*** Excerpt to read Section Begins ***

Understanding q2-clawback weights learning

biojack · June 15, 2022, 6:06am

Hi, all

On the forum guys adviced that bespoke classifier ( classifier with non-uniform class weights. Those weights proportional to observed taxon frequencies in domain of interests ) could lead to much better taxon detection results on species level.

For example there is article Optimizing taxonomic classification of marker-gene amplicon sequences with QIIME 2’s q2-feature-classifier plugin - PMC there are just perfect results on mock-communities. More over there is q2-clawback plugin which could improve to build such classifier Using q2-clawback to assemble taxonomic weights

So looks like great opportunity. But my concerns are

Could dataset giving obtained weights also give technical or biological batch effect to these weights?
Suppose we have dataset called A. We analyzed this dataset A with uniform classifier and then constructed bespoke classifier from read counts. What happens if we will repeat again this process according dataset A but with bespoke classifier on input? Will be process stabilized after 10 such iterations? Did anyone check this?

*** Excerpt to read Section Ends ***
*** Entries shown Section Begins ***

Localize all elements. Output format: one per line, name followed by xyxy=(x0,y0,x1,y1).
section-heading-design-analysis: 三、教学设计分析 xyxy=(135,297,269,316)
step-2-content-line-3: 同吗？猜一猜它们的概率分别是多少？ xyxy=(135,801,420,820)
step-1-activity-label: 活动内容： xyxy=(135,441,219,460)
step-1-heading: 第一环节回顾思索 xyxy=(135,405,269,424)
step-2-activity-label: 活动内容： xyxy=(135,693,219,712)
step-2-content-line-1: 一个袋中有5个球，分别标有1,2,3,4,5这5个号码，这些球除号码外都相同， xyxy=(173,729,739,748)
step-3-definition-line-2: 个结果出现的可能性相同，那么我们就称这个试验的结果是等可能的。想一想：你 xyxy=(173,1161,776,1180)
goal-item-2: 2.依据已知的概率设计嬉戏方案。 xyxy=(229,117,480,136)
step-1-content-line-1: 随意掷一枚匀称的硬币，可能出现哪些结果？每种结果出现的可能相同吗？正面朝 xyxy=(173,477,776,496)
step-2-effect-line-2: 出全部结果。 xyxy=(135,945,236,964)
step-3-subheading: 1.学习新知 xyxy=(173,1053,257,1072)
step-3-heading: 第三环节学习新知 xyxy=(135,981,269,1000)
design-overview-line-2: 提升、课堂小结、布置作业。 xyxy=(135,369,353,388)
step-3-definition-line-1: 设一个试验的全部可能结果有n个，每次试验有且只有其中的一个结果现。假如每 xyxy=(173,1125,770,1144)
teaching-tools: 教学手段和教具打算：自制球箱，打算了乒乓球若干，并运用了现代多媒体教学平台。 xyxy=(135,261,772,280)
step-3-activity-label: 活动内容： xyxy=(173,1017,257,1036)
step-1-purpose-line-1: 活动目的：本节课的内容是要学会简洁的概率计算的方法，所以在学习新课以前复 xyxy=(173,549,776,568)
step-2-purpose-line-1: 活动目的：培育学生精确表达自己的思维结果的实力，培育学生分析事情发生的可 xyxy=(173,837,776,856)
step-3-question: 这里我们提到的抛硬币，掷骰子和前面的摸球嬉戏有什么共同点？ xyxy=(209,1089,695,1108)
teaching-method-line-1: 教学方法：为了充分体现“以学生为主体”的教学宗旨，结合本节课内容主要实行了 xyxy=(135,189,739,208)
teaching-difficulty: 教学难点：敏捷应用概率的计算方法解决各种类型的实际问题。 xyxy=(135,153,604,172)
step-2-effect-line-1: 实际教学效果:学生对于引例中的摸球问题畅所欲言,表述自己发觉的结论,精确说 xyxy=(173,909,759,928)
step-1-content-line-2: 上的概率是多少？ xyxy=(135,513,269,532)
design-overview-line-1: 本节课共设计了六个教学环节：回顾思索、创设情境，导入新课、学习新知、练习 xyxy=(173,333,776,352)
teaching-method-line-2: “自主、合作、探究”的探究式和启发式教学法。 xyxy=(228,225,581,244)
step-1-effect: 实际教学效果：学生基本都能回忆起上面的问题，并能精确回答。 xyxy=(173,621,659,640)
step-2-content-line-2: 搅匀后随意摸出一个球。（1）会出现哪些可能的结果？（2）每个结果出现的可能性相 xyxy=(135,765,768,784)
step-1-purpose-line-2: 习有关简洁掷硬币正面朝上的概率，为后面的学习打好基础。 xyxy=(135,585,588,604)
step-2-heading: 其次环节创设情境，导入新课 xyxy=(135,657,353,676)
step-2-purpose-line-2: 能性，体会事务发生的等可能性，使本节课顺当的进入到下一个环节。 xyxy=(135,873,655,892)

*** Entries shown Section Ends ***

Assignment 1: List every question the forum post about q2-clawback weights asks.
Assignment 2: Extend the forum post about q2-clawback weights, picking up right after its final sentence.

Task answer 1:
- Could dataset giving obtained weights also give technical or biological batch effect to these weights?
- What happens if we will repeat again this process according dataset A but with bespoke classifier on input?
- Will be process stabilized after 10 such iterations?
- Did anyone check this?

Task answer 2:
Would be possible to catch rare patogenes with bespoke classifier?

Also optional question related to article mentioned above. In article there is written

Where we have set the class weights to the known taxonomic composition of a sample, we have labeled the results “bespoke”

For my understanding it means that non-zero weights was assigned only for species which exactly tested from mock-community (20 species) by prior knowledge of bacteria composition. So there are almost no way for classifier work wrong. Is that correct understanding? If so, do you still think that results of this article confirming benefits of bespoke classifier? Because in real analysis there are no such prior knowledge

Thank you much for your attention.